(Data extracted from a collection)
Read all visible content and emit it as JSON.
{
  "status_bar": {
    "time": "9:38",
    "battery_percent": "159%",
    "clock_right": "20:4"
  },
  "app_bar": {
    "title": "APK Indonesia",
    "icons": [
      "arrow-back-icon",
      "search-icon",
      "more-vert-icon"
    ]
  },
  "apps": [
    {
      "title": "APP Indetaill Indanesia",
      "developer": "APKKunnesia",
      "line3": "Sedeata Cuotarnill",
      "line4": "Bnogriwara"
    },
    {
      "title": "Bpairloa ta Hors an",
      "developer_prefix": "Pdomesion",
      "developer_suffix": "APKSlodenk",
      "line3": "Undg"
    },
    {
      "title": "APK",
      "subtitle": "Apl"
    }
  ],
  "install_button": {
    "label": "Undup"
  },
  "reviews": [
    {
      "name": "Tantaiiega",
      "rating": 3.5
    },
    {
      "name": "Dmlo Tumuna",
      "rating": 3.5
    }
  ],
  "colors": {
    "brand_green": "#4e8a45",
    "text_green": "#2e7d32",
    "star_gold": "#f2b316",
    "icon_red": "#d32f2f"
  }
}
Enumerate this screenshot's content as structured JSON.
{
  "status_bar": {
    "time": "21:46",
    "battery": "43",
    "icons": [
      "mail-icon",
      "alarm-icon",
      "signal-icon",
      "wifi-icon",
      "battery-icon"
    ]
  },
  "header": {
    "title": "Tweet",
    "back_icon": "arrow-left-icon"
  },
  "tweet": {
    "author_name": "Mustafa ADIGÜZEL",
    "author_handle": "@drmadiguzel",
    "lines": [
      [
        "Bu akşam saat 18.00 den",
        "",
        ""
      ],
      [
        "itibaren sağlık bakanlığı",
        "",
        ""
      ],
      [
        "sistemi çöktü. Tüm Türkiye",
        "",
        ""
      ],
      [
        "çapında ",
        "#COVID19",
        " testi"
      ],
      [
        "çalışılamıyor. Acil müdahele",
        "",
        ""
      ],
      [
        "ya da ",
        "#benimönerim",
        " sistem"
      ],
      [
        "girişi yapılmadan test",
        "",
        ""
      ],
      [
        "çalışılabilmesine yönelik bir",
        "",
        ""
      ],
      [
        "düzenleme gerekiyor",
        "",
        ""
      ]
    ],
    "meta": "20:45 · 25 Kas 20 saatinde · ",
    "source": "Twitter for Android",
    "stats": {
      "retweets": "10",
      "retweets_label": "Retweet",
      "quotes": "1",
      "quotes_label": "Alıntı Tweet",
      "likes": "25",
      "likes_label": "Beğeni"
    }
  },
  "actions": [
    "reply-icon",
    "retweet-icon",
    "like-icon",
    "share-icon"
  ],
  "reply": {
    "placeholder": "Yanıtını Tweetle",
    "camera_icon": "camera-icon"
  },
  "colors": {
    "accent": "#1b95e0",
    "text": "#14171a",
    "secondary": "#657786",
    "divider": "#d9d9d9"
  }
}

*PROBLEM*:
Look over the listing. Pull out every line with the string "arrow" in it.

*THE OUTPUT*:
      "arrow-back-icon",
    "back_icon": "arrow-left-icon"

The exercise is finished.